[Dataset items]
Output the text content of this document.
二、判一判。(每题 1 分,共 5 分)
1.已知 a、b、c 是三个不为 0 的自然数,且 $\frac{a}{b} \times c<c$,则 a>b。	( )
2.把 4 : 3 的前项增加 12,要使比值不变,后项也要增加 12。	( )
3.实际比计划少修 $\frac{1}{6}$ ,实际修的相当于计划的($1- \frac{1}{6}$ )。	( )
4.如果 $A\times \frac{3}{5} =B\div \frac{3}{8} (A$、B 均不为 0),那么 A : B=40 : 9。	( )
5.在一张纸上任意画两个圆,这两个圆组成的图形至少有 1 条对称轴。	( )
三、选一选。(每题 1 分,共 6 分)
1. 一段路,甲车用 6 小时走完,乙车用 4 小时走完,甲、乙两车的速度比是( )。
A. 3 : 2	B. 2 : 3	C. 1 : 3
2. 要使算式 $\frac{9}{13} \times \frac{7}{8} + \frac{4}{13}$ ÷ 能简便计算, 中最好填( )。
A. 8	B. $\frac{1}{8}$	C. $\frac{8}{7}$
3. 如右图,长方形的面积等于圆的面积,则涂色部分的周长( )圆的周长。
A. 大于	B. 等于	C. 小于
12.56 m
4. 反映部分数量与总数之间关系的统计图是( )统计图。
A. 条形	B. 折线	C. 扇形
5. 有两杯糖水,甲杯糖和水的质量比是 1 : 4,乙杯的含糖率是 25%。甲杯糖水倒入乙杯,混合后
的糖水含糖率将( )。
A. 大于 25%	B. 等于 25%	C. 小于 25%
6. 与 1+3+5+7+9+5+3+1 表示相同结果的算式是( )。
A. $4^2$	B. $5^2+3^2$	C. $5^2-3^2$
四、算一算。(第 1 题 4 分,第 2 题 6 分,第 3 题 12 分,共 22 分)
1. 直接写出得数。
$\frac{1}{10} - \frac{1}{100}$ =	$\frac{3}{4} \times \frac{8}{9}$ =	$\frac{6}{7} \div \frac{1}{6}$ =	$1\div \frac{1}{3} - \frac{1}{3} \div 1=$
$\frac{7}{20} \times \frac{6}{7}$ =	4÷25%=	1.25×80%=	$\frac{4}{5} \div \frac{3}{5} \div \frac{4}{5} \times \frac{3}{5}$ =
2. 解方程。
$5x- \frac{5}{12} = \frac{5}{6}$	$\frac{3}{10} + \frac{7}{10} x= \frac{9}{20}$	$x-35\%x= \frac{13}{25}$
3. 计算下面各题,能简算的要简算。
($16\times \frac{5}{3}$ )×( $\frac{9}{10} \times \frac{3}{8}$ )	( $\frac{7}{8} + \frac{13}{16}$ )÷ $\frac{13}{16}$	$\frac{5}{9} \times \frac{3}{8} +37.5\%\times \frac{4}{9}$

*GOAL:* Count the lines of the data that include the string "frac", and give only that number.

*REPLY:* 9